Write the material out again, line by line, exactly as it is.

### Data listing
◆ ◆ ◆ ◆ ◆ ◆ ◆
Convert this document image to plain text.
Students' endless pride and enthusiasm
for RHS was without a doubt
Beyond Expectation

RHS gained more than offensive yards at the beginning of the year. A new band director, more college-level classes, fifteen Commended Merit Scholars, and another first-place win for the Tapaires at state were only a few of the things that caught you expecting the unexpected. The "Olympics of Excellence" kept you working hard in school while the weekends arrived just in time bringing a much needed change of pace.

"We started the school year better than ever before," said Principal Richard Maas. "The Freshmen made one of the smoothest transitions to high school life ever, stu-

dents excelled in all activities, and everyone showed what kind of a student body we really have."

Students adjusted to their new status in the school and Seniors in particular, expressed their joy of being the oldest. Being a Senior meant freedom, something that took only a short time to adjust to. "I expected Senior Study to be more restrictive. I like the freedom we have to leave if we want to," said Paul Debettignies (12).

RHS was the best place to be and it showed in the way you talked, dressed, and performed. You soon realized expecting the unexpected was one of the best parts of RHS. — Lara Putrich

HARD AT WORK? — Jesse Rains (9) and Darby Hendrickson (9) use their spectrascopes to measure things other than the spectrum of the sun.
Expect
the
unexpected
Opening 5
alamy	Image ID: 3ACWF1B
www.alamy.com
◆ ◆ ◆ ◆ ◆ ◆ ◆
### Full answer
Convert this document image to plain text.
Students' endless pride and enthusiasm
for RHS was without a doubt
Beyond Expectation

RHS gained more than offensive yards at the beginning of the year. A new band director, more college-level classes, fifteen Commended Merit Scholars, and another first-place win for the Tapaires at state were only a few of the things that caught you expecting the unexpected. The "Olympics of Excellence" kept you working hard in school while the weekends arrived just in time bringing a much needed change of pace.

"We started the school year better than ever before," said Principal Richard Maas. "The Freshmen made one of the smoothest transitions to high school life ever, stu-

dents excelled in all activities, and everyone showed what kind of a student body we really have."

Students adjusted to their new status in the school and Seniors in particular, expressed their joy of being the oldest. Being a Senior meant freedom, something that took only a short time to adjust to. "I expected Senior Study to be more restrictive. I like the freedom we have to leave if we want to," said Paul Debettignies (12).

RHS was the best place to be and it showed in the way you talked, dressed, and performed. You soon realized expecting the unexpected was one of the best parts of RHS. — Lara Putrich

HARD AT WORK? — Jesse Rains (9) and Darby Hendrickson (9) use their spectrascopes to measure things other than the spectrum of the sun.
Expect
the
unexpected
Opening 5
alamy	Image ID: 3ACWF1B
www.alamy.com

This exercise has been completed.